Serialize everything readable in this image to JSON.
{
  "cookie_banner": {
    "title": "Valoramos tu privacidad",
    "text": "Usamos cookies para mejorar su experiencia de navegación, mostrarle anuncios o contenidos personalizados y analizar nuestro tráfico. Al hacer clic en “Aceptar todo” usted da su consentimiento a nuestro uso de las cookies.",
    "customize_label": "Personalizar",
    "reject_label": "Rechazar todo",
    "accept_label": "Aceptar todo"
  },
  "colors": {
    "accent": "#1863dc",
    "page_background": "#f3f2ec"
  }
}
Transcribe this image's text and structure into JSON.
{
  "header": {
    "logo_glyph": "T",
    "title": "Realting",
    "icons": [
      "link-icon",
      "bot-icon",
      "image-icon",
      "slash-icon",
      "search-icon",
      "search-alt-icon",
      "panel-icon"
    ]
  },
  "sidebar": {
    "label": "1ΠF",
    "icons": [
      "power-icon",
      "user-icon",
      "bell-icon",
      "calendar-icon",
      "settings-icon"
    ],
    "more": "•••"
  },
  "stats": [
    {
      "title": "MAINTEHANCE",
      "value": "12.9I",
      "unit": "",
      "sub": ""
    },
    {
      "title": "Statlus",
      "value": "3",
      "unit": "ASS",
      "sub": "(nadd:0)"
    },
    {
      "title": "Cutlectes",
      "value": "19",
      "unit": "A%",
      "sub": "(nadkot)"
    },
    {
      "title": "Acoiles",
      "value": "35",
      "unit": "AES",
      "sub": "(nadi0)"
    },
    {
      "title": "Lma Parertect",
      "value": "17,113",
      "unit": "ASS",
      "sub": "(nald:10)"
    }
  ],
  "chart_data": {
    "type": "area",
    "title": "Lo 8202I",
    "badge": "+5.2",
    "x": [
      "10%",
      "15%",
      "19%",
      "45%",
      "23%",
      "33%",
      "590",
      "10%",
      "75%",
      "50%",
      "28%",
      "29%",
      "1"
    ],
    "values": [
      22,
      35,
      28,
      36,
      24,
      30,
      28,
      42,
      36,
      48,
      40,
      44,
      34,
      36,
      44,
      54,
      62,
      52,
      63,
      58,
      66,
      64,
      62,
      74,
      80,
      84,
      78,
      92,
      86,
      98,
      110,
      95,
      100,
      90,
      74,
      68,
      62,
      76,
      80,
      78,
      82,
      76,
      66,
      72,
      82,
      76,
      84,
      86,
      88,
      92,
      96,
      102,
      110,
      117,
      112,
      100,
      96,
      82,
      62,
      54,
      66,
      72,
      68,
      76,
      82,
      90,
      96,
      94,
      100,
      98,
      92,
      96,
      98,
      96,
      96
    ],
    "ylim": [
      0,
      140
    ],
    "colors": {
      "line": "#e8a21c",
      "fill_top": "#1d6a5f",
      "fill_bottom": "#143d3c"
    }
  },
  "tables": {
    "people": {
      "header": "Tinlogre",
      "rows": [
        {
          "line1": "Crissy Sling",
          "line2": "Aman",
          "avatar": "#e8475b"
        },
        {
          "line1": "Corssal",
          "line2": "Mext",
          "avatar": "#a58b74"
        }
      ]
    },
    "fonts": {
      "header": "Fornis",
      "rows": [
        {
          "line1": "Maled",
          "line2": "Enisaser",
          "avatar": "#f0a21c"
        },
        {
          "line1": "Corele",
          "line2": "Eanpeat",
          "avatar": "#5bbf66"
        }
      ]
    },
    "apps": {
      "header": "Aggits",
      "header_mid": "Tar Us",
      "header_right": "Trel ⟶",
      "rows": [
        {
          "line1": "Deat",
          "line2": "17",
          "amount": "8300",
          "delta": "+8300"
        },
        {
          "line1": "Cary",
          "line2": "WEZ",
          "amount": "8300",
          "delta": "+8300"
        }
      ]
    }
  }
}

YOUR OBJECTIVE -
Report each line in the data that holds the word "this".

FULL RESPONSE -
Serialize everything readable in this image to JSON.
Transcribe this image's text and structure into JSON.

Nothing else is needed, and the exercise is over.